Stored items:
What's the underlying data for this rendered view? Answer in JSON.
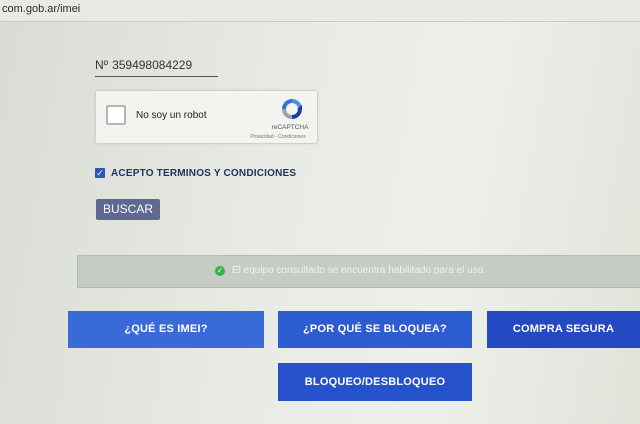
{
  "browser": {
    "url": "com.gob.ar/imei"
  },
  "form": {
    "imei_prefix": "Nº",
    "imei_value": "359498084229",
    "captcha": {
      "label": "No soy un robot",
      "brand": "reCAPTCHA",
      "links": "Privacidad - Condiciones",
      "icon": "recaptcha-icon"
    },
    "terms": {
      "label": "ACEPTO TERMINOS Y CONDICIONES",
      "checked": true
    },
    "search_label": "BUSCAR"
  },
  "status": {
    "icon": "check-circle-icon",
    "message": "El equipo consultado se encuentra habilitado para el uso."
  },
  "nav": {
    "what_is_imei": "¿QUÉ ES IMEI?",
    "why_block": "¿POR QUÉ SE BLOQUEA?",
    "safe_purchase": "COMPRA SEGURA",
    "block_unblock": "BLOQUEO/DESBLOQUEO"
  },
  "colors": {
    "accent": "#2d5bd0",
    "search_button": "#5f6892",
    "status_bg": "#c5ccc4",
    "success": "#33b34a"
  }
}
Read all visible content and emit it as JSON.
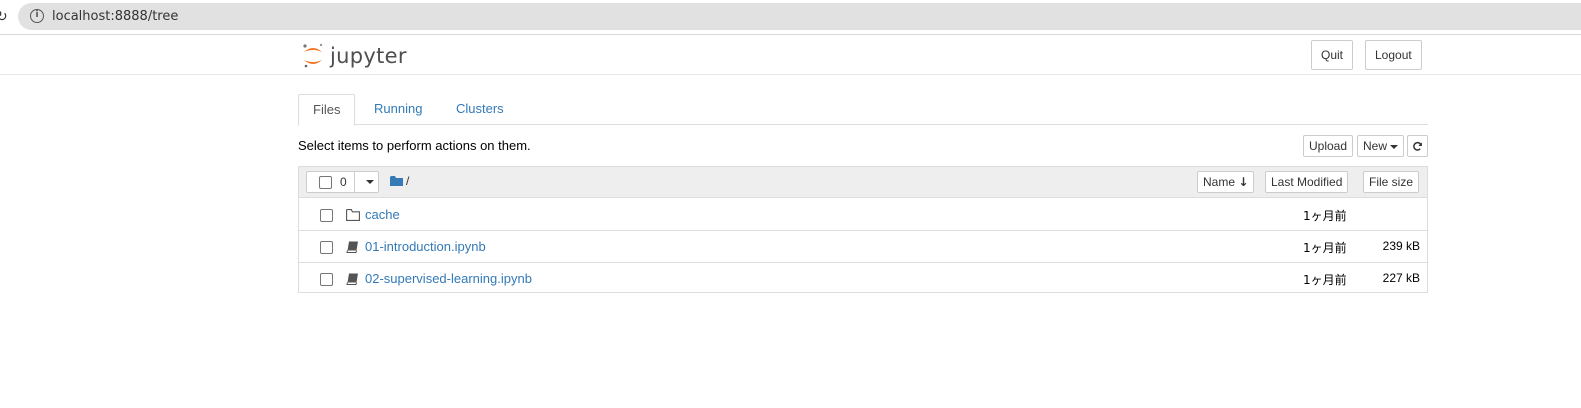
{
  "browser": {
    "url": "localhost:8888/tree",
    "reload_glyph": "↻"
  },
  "header": {
    "logo_text": "jupyter",
    "quit_label": "Quit",
    "logout_label": "Logout",
    "logo_color": "#f37726"
  },
  "tabs": [
    {
      "label": "Files",
      "active": true
    },
    {
      "label": "Running",
      "active": false
    },
    {
      "label": "Clusters",
      "active": false
    }
  ],
  "toolbar": {
    "hint": "Select items to perform actions on them.",
    "upload_label": "Upload",
    "new_label": "New",
    "refresh_icon": "refresh-icon"
  },
  "list_header": {
    "selected_count": "0",
    "path": "/",
    "sort_name_label": "Name",
    "sort_name_arrow": "↓",
    "sort_modified_label": "Last Modified",
    "sort_size_label": "File size"
  },
  "rows": [
    {
      "type": "folder",
      "name": "cache",
      "modified": "1ヶ月前",
      "size": ""
    },
    {
      "type": "notebook",
      "name": "01-introduction.ipynb",
      "modified": "1ヶ月前",
      "size": "239 kB"
    },
    {
      "type": "notebook",
      "name": "02-supervised-learning.ipynb",
      "modified": "1ヶ月前",
      "size": "227 kB"
    }
  ],
  "colors": {
    "link": "#337ab7",
    "brand": "#f37726"
  }
}
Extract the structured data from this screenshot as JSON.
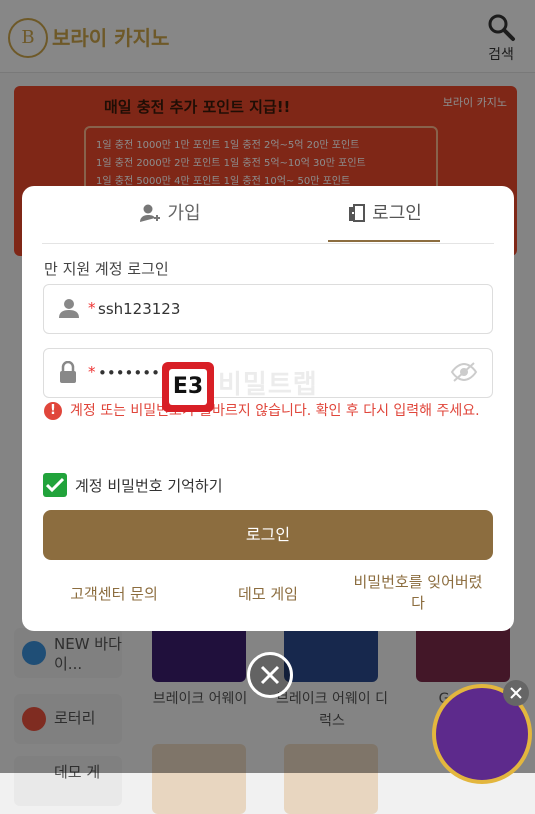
{
  "header": {
    "logo_mark": "B",
    "logo_text": "보라이 카지노",
    "search_label": "검색"
  },
  "banner": {
    "title": "매일 충전 추가 포인트 지급!!",
    "logo_text": "보라이 카지노",
    "rows": [
      "1일 충전 1000만    1만 포인트        1일 충전 2억~5억     20만 포인트",
      "1일 충전 2000만    2만 포인트        1일 충전 5억~10억    30만 포인트",
      "1일 충전 5000만    4만 포인트        1일 충전 10억~       50만 포인트"
    ]
  },
  "side_menu": {
    "items": [
      {
        "label": "NEW 바다이..."
      },
      {
        "label": "로터리"
      },
      {
        "label": "데모 게"
      }
    ]
  },
  "games": [
    {
      "title": "브레이크 어웨이"
    },
    {
      "title": "브레이크 어웨이 디럭스"
    },
    {
      "title": "G"
    }
  ],
  "modal": {
    "tabs": {
      "join": "가입",
      "login": "로그인"
    },
    "section_title": "만 지원 계정 로그인",
    "username": {
      "required_mark": "*",
      "value": "ssh123123"
    },
    "password": {
      "required_mark": "*",
      "value": "••••••••••••"
    },
    "error_icon": "!",
    "error_message": "계정 또는 비밀번호가 올바르지 않습니다. 확인 후 다시 입력해 주세요.",
    "remember_label": "계정 비밀번호 기억하기",
    "remember_checked": true,
    "login_button": "로그인",
    "links": {
      "support": "고객센터 문의",
      "demo": "데모 게임",
      "forgot": "비밀번호를 잊어버렸다"
    }
  },
  "watermark": {
    "mark": "E3",
    "text": "비밀트랩"
  },
  "colors": {
    "accent": "#8c6d3f",
    "error": "#e0463b",
    "check": "#21a33b",
    "brand_gold": "#c9a24a"
  }
}
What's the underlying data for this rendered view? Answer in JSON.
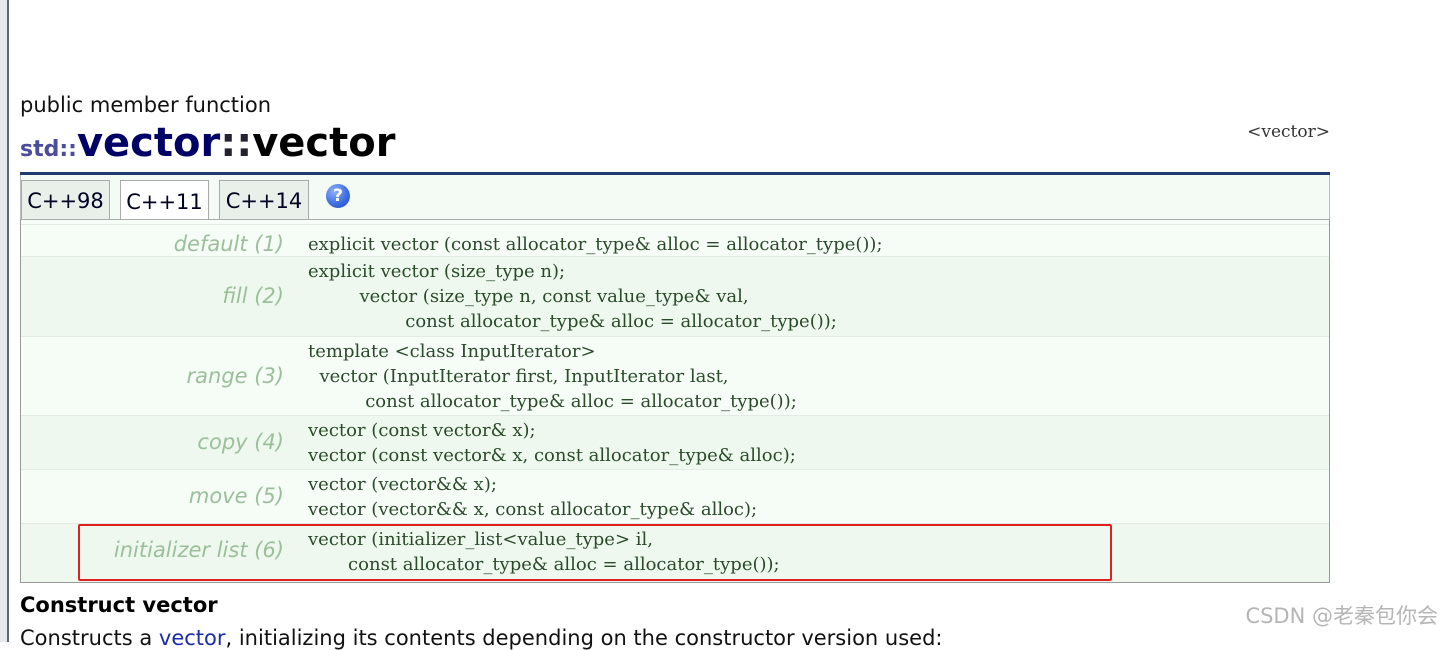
{
  "header": {
    "kind": "public member function",
    "namespace": "std::",
    "class_name": "vector",
    "separator": "::",
    "member_name": "vector",
    "header_link": "<vector>"
  },
  "tabs": [
    {
      "label": "C++98",
      "active": false
    },
    {
      "label": "C++11",
      "active": true
    },
    {
      "label": "C++14",
      "active": false
    }
  ],
  "help_icon": {
    "icon": "question-mark-icon",
    "glyph": "?"
  },
  "signatures": [
    {
      "label": "default (1)",
      "code": "explicit vector (const allocator_type& alloc = allocator_type());"
    },
    {
      "label": "fill (2)",
      "code": "explicit vector (size_type n);\n         vector (size_type n, const value_type& val,\n                 const allocator_type& alloc = allocator_type());"
    },
    {
      "label": "range (3)",
      "code": "template <class InputIterator>\n  vector (InputIterator first, InputIterator last,\n          const allocator_type& alloc = allocator_type());"
    },
    {
      "label": "copy (4)",
      "code": "vector (const vector& x);\nvector (const vector& x, const allocator_type& alloc);"
    },
    {
      "label": "move (5)",
      "code": "vector (vector&& x);\nvector (vector&& x, const allocator_type& alloc);"
    },
    {
      "label": "initializer list (6)",
      "code": "vector (initializer_list<value_type> il,\n       const allocator_type& alloc = allocator_type());"
    }
  ],
  "section": {
    "heading": "Construct vector",
    "desc_before": "Constructs a ",
    "desc_link": "vector",
    "desc_after": ", initializing its contents depending on the constructor version used:"
  },
  "watermark": "CSDN @老秦包你会",
  "colors": {
    "title_rule": "#1e3a6e",
    "highlight_border": "#e02020",
    "label_green": "#9bbf9b",
    "table_bg": "#f6fcf6"
  }
}
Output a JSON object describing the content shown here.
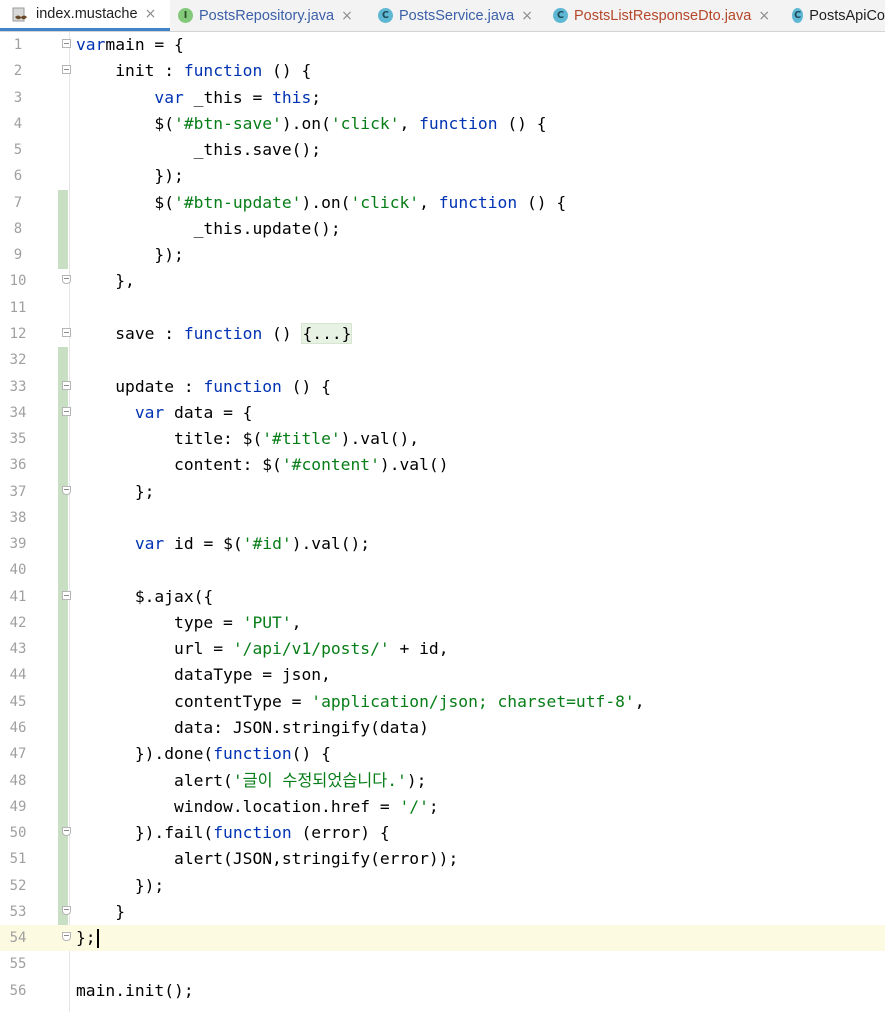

▶ [What is expected]
Transcribe the records above exactly as they appear, leaving out any pictures.

▶ [Written answer]
What's the underlying data for this rendered view? Answer in JSON.
{
  "browser": {
    "url": "com.gob.ar/imei"
  },
  "form": {
    "imei_prefix": "Nº",
    "imei_value": "359498084229",
    "captcha": {
      "label": "No soy un robot",
      "brand": "reCAPTCHA",
      "links": "Privacidad - Condiciones",
      "icon": "recaptcha-icon"
    },
    "terms": {
      "label": "ACEPTO TERMINOS Y CONDICIONES",
      "checked": true
    },
    "search_label": "BUSCAR"
  },
  "status": {
    "icon": "check-circle-icon",
    "message": "El equipo consultado se encuentra habilitado para el uso."
  },
  "nav": {
    "what_is_imei": "¿QUÉ ES IMEI?",
    "why_block": "¿POR QUÉ SE BLOQUEA?",
    "safe_purchase": "COMPRA SEGURA",
    "block_unblock": "BLOQUEO/DESBLOQUEO"
  },
  "colors": {
    "accent": "#2d5bd0",
    "search_button": "#5f6892",
    "status_bg": "#c5ccc4",
    "success": "#33b34a"
  }
}
Read all visible content and emit it as JSON.
{
  "browser": {
    "url": "localhost:8888/tree",
    "reload_glyph": "↻"
  },
  "header": {
    "logo_text": "jupyter",
    "quit_label": "Quit",
    "logout_label": "Logout",
    "logo_color": "#f37726"
  },
  "tabs": [
    {
      "label": "Files",
      "active": true
    },
    {
      "label": "Running",
      "active": false
    },
    {
      "label": "Clusters",
      "active": false
    }
  ],
  "toolbar": {
    "hint": "Select items to perform actions on them.",
    "upload_label": "Upload",
    "new_label": "New",
    "refresh_icon": "refresh-icon"
  },
  "list_header": {
    "selected_count": "0",
    "path": "/",
    "sort_name_label": "Name",
    "sort_name_arrow": "↓",
    "sort_modified_label": "Last Modified",
    "sort_size_label": "File size"
  },
  "rows": [
    {
      "type": "folder",
      "name": "cache",
      "modified": "1ヶ月前",
      "size": ""
    },
    {
      "type": "notebook",
      "name": "01-introduction.ipynb",
      "modified": "1ヶ月前",
      "size": "239 kB"
    },
    {
      "type": "notebook",
      "name": "02-supervised-learning.ipynb",
      "modified": "1ヶ月前",
      "size": "227 kB"
    }
  ],
  "colors": {
    "link": "#337ab7",
    "brand": "#f37726"
  }
}
Extract the structured data from this screenshot as JSON.
{
  "header": {
    "logo_mark": "B",
    "logo_text": "보라이 카지노",
    "search_label": "검색"
  },
  "banner": {
    "title": "매일 충전 추가 포인트 지급!!",
    "logo_text": "보라이 카지노",
    "rows": [
      "1일 충전 1000만    1만 포인트        1일 충전 2억~5억     20만 포인트",
      "1일 충전 2000만    2만 포인트        1일 충전 5억~10억    30만 포인트",
      "1일 충전 5000만    4만 포인트        1일 충전 10억~       50만 포인트"
    ]
  },
  "side_menu": {
    "items": [
      {
        "label": "NEW 바다이..."
      },
      {
        "label": "로터리"
      },
      {
        "label": "데모 게"
      }
    ]
  },
  "games": [
    {
      "title": "브레이크 어웨이"
    },
    {
      "title": "브레이크 어웨이 디럭스"
    },
    {
      "title": "G"
    }
  ],
  "modal": {
    "tabs": {
      "join": "가입",
      "login": "로그인"
    },
    "section_title": "만 지원 계정 로그인",
    "username": {
      "required_mark": "*",
      "value": "ssh123123"
    },
    "password": {
      "required_mark": "*",
      "value": "••••••••••••"
    },
    "error_icon": "!",
    "error_message": "계정 또는 비밀번호가 올바르지 않습니다. 확인 후 다시 입력해 주세요.",
    "remember_label": "계정 비밀번호 기억하기",
    "remember_checked": true,
    "login_button": "로그인",
    "links": {
      "support": "고객센터 문의",
      "demo": "데모 게임",
      "forgot": "비밀번호를 잊어버렸다"
    }
  },
  "watermark": {
    "mark": "E3",
    "text": "비밀트랩"
  },
  "colors": {
    "accent": "#8c6d3f",
    "error": "#e0463b",
    "check": "#21a33b",
    "brand_gold": "#c9a24a"
  }
}
What's the underlying data for this rendered view? Answer in JSON.
{
  "header": {
    "kind": "public member function",
    "namespace": "std::",
    "class_name": "vector",
    "separator": "::",
    "member_name": "vector",
    "header_link": "<vector>"
  },
  "tabs": [
    {
      "label": "C++98",
      "active": false
    },
    {
      "label": "C++11",
      "active": true
    },
    {
      "label": "C++14",
      "active": false
    }
  ],
  "help_icon": {
    "icon": "question-mark-icon",
    "glyph": "?"
  },
  "signatures": [
    {
      "label": "default (1)",
      "code": "explicit vector (const allocator_type& alloc = allocator_type());"
    },
    {
      "label": "fill (2)",
      "code": "explicit vector (size_type n);\n         vector (size_type n, const value_type& val,\n                 const allocator_type& alloc = allocator_type());"
    },
    {
      "label": "range (3)",
      "code": "template <class InputIterator>\n  vector (InputIterator first, InputIterator last,\n          const allocator_type& alloc = allocator_type());"
    },
    {
      "label": "copy (4)",
      "code": "vector (const vector& x);\nvector (const vector& x, const allocator_type& alloc);"
    },
    {
      "label": "move (5)",
      "code": "vector (vector&& x);\nvector (vector&& x, const allocator_type& alloc);"
    },
    {
      "label": "initializer list (6)",
      "code": "vector (initializer_list<value_type> il,\n       const allocator_type& alloc = allocator_type());"
    }
  ],
  "section": {
    "heading": "Construct vector",
    "desc_before": "Constructs a ",
    "desc_link": "vector",
    "desc_after": ", initializing its contents depending on the constructor version used:"
  },
  "watermark": "CSDN @老秦包你会",
  "colors": {
    "title_rule": "#1e3a6e",
    "highlight_border": "#e02020",
    "label_green": "#9bbf9b",
    "table_bg": "#f6fcf6"
  }
}
Output a JSON object describing the content shown here.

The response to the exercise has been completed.